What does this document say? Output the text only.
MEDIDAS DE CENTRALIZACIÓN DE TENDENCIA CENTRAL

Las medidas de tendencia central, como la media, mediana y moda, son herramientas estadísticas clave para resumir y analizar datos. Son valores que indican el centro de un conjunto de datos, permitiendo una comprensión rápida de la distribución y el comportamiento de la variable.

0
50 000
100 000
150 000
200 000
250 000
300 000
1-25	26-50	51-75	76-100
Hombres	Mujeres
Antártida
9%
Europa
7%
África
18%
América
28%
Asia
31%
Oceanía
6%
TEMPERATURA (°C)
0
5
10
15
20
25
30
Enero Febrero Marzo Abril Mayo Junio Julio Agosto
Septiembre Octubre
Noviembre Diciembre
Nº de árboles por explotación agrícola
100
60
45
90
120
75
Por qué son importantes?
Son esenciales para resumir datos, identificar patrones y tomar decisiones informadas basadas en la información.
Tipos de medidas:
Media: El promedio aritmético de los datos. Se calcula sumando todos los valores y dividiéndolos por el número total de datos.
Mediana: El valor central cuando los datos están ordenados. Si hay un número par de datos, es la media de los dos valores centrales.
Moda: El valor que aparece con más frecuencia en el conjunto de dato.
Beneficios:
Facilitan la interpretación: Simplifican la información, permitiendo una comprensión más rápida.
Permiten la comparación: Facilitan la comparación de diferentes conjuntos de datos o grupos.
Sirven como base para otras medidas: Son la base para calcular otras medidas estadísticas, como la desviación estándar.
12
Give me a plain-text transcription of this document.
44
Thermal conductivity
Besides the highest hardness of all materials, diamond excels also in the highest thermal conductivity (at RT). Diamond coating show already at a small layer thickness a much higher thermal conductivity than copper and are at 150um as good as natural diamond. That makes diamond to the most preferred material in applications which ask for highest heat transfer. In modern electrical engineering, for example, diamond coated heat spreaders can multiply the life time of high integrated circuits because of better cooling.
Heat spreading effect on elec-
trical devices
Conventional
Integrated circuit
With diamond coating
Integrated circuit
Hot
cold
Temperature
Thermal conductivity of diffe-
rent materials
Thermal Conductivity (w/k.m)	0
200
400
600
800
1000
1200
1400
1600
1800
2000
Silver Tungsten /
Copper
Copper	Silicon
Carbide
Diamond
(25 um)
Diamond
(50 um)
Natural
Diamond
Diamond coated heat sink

—————

Determine how many lines of the entries above carry the string "materials", and give that number alone.

**REPLY:** 2